» **Stated task**: Reproduce the data exactly.

» **Dataset content**:
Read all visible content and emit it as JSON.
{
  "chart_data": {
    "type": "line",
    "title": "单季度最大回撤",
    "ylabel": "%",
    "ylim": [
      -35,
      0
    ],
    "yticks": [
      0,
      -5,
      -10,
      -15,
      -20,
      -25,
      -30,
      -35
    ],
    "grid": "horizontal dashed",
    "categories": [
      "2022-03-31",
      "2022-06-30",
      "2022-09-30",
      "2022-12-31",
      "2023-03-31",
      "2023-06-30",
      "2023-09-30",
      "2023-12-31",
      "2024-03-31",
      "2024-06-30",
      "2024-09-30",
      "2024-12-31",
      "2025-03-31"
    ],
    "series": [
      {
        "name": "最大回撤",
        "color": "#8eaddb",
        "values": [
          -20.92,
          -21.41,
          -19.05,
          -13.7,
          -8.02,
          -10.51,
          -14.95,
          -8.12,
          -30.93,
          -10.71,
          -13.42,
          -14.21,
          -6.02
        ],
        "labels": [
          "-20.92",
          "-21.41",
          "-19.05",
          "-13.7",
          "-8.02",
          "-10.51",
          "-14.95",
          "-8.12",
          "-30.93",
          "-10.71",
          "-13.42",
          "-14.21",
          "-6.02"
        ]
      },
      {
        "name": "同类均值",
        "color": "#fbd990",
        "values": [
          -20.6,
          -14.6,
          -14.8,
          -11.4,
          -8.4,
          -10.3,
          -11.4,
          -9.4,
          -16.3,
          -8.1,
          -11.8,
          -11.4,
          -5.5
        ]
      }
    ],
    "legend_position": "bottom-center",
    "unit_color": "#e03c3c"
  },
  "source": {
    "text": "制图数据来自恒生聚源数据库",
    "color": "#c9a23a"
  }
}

» **Answer to this exercise**:
Read all visible content and emit it as JSON.
{
  "chart_data": {
    "type": "line",
    "title": "单季度最大回撤",
    "ylabel": "%",
    "ylim": [
      -35,
      0
    ],
    "yticks": [
      0,
      -5,
      -10,
      -15,
      -20,
      -25,
      -30,
      -35
    ],
    "grid": "horizontal dashed",
    "categories": [
      "2022-03-31",
      "2022-06-30",
      "2022-09-30",
      "2022-12-31",
      "2023-03-31",
      "2023-06-30",
      "2023-09-30",
      "2023-12-31",
      "2024-03-31",
      "2024-06-30",
      "2024-09-30",
      "2024-12-31",
      "2025-03-31"
    ],
    "series": [
      {
        "name": "最大回撤",
        "color": "#8eaddb",
        "values": [
          -20.92,
          -21.41,
          -19.05,
          -13.7,
          -8.02,
          -10.51,
          -14.95,
          -8.12,
          -30.93,
          -10.71,
          -13.42,
          -14.21,
          -6.02
        ],
        "labels": [
          "-20.92",
          "-21.41",
          "-19.05",
          "-13.7",
          "-8.02",
          "-10.51",
          "-14.95",
          "-8.12",
          "-30.93",
          "-10.71",
          "-13.42",
          "-14.21",
          "-6.02"
        ]
      },
      {
        "name": "同类均值",
        "color": "#fbd990",
        "values": [
          -20.6,
          -14.6,
          -14.8,
          -11.4,
          -8.4,
          -10.3,
          -11.4,
          -9.4,
          -16.3,
          -8.1,
          -11.8,
          -11.4,
          -5.5
        ]
      }
    ],
    "legend_position": "bottom-center",
    "unit_color": "#e03c3c"
  },
  "source": {
    "text": "制图数据来自恒生聚源数据库",
    "color": "#c9a23a"
  }
}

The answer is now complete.